What is expected
How many lines in the records below contain the word "italic"? State only that number.

Input material
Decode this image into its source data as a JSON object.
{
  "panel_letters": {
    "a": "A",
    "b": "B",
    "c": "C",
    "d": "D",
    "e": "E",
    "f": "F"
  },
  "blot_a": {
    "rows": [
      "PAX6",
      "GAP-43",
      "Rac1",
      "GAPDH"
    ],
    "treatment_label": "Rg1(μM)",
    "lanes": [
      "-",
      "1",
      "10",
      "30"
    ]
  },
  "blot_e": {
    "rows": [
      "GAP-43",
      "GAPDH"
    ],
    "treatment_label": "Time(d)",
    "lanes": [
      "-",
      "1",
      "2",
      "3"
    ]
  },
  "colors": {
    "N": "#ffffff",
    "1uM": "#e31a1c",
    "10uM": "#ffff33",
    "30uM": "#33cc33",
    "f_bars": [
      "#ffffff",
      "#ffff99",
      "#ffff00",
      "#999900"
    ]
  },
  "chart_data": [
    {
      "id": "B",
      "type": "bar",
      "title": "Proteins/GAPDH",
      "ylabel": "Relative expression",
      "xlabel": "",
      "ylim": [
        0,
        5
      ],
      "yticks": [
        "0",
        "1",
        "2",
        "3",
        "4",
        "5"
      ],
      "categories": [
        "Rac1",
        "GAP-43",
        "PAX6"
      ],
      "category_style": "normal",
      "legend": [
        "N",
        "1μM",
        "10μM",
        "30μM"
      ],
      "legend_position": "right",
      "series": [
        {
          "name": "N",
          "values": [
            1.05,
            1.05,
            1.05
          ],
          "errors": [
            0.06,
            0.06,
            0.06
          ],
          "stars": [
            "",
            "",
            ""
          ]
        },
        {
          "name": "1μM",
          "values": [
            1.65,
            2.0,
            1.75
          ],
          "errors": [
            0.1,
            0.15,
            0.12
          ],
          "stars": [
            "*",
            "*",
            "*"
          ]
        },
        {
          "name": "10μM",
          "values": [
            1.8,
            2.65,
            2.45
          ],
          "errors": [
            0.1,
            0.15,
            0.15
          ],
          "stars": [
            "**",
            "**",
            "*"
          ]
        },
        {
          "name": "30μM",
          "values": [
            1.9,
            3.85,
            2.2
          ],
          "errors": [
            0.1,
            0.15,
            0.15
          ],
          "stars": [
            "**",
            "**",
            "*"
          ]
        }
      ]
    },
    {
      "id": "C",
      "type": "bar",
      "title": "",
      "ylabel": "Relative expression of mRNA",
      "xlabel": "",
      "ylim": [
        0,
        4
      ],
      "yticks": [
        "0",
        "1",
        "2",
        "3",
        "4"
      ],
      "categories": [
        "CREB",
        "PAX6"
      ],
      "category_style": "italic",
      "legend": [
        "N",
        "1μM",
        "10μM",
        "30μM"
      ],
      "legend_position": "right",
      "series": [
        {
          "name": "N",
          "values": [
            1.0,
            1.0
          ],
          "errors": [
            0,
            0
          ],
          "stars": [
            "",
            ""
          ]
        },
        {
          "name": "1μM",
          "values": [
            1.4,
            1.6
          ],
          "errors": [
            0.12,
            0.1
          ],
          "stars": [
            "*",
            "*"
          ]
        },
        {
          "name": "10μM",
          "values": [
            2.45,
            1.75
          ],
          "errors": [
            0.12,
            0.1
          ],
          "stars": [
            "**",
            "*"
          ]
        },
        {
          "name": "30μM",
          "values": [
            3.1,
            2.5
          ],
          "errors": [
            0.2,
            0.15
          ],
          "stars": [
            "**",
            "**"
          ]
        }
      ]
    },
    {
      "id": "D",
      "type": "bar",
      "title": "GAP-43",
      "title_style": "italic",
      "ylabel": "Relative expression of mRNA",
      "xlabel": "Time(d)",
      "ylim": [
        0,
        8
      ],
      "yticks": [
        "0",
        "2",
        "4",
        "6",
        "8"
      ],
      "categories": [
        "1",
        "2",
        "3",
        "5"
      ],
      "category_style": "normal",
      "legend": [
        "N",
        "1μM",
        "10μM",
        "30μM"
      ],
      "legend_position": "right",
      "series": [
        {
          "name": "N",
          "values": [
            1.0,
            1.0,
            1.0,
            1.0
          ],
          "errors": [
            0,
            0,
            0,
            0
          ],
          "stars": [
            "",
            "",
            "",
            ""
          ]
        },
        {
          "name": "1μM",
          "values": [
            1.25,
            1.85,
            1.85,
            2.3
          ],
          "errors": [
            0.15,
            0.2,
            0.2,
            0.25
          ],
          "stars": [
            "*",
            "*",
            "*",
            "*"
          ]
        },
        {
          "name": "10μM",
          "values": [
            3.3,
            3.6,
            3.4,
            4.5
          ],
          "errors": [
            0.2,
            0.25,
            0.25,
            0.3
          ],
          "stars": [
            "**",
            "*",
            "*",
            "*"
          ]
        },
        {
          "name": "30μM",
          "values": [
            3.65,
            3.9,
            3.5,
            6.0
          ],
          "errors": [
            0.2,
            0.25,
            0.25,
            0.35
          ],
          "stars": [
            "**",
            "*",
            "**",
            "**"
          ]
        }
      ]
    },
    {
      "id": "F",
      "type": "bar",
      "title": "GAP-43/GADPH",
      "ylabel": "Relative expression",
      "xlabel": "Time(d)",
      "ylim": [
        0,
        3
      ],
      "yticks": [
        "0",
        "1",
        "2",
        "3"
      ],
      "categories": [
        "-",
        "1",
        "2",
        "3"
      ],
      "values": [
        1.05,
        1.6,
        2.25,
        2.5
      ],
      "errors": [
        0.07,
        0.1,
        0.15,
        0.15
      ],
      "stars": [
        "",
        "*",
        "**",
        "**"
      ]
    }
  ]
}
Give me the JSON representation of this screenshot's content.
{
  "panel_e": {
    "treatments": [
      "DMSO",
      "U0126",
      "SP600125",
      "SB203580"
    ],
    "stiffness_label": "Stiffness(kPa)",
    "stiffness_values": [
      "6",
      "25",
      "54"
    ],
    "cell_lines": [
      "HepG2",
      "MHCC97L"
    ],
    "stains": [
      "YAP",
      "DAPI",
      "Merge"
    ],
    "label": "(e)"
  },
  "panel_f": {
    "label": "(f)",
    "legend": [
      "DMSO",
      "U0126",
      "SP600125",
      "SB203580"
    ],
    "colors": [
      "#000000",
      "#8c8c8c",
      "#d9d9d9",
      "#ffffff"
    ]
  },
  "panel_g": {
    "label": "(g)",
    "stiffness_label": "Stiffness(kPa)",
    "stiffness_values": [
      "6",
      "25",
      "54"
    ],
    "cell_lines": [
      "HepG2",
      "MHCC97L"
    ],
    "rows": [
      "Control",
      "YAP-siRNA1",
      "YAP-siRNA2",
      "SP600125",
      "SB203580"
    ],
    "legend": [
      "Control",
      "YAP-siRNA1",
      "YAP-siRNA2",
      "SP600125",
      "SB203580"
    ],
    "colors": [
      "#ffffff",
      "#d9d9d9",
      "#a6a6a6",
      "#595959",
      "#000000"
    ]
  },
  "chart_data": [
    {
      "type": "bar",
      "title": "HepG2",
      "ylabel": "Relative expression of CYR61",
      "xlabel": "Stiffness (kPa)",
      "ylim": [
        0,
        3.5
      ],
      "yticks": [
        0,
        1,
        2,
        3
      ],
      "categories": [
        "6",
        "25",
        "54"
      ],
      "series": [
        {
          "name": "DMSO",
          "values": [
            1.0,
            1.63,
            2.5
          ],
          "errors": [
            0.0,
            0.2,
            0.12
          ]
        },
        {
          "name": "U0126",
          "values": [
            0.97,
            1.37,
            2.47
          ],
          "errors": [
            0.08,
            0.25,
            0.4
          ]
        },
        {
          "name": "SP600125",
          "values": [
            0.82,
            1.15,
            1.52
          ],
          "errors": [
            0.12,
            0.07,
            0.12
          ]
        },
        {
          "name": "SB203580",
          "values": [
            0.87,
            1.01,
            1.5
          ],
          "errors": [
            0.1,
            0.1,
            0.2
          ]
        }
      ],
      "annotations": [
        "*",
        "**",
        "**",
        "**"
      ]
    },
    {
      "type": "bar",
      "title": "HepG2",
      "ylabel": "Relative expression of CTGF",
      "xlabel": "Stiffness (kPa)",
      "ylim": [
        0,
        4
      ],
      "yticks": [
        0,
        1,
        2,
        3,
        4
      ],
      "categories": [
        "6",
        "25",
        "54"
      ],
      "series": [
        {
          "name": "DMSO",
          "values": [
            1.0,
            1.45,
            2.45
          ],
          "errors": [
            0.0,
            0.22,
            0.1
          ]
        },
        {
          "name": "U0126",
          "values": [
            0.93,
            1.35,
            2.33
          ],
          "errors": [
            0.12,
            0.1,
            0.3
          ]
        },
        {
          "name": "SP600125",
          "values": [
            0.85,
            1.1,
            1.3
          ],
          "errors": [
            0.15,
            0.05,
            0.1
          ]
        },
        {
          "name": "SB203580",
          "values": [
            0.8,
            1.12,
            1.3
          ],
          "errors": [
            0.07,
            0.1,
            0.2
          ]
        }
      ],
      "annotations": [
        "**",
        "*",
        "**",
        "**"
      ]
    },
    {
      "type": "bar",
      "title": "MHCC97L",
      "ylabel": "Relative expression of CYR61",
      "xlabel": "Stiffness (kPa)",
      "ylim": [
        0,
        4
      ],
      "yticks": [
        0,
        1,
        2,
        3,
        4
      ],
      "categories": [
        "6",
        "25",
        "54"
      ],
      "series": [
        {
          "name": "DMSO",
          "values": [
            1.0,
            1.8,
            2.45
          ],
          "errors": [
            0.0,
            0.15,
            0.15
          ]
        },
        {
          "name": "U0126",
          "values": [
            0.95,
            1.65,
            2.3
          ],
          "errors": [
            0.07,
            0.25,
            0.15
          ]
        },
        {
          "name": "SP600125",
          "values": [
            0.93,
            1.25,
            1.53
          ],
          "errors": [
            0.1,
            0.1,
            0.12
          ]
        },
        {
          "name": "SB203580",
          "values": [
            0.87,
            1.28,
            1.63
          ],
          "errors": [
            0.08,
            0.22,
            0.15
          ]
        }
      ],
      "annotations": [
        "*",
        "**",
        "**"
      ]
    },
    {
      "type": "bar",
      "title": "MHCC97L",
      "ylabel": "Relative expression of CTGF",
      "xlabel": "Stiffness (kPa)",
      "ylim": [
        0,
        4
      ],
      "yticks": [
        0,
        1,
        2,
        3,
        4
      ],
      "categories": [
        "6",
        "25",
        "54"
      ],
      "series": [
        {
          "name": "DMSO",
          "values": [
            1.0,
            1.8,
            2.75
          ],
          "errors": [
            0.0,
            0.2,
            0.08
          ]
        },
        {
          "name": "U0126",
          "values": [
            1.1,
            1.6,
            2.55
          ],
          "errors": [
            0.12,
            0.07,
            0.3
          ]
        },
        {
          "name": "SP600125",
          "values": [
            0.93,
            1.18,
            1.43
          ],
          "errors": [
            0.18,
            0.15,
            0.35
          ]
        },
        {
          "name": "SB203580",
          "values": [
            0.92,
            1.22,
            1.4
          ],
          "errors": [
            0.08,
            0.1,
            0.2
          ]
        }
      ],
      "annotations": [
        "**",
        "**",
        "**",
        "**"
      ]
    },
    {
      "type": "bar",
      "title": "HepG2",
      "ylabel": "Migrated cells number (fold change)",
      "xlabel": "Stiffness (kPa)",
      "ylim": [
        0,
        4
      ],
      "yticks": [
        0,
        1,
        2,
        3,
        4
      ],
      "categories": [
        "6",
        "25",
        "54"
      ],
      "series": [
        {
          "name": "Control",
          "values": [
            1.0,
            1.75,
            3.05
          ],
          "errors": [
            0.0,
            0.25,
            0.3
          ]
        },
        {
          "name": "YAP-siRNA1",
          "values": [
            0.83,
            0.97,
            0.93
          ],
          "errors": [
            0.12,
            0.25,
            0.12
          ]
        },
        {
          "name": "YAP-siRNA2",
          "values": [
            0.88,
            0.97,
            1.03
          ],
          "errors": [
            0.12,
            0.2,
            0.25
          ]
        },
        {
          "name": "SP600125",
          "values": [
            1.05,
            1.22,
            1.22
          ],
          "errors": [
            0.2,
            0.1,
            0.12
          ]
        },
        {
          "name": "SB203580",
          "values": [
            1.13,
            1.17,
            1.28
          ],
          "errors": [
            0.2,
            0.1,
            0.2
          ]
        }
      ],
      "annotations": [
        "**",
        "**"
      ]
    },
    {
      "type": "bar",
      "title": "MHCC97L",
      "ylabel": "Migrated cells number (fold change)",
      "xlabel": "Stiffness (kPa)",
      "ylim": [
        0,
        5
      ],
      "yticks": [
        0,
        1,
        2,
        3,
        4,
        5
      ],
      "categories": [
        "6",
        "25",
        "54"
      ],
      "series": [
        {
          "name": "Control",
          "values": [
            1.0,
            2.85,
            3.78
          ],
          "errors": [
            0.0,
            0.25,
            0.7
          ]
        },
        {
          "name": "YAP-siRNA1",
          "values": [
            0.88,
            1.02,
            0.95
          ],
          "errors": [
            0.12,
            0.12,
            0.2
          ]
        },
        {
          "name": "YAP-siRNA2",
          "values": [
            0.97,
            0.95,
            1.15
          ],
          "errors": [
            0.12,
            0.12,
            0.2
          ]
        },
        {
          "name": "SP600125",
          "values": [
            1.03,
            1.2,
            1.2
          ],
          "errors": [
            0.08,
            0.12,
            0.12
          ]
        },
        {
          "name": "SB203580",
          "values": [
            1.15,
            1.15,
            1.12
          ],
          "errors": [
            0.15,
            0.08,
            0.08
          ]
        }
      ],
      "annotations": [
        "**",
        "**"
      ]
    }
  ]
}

Reply
2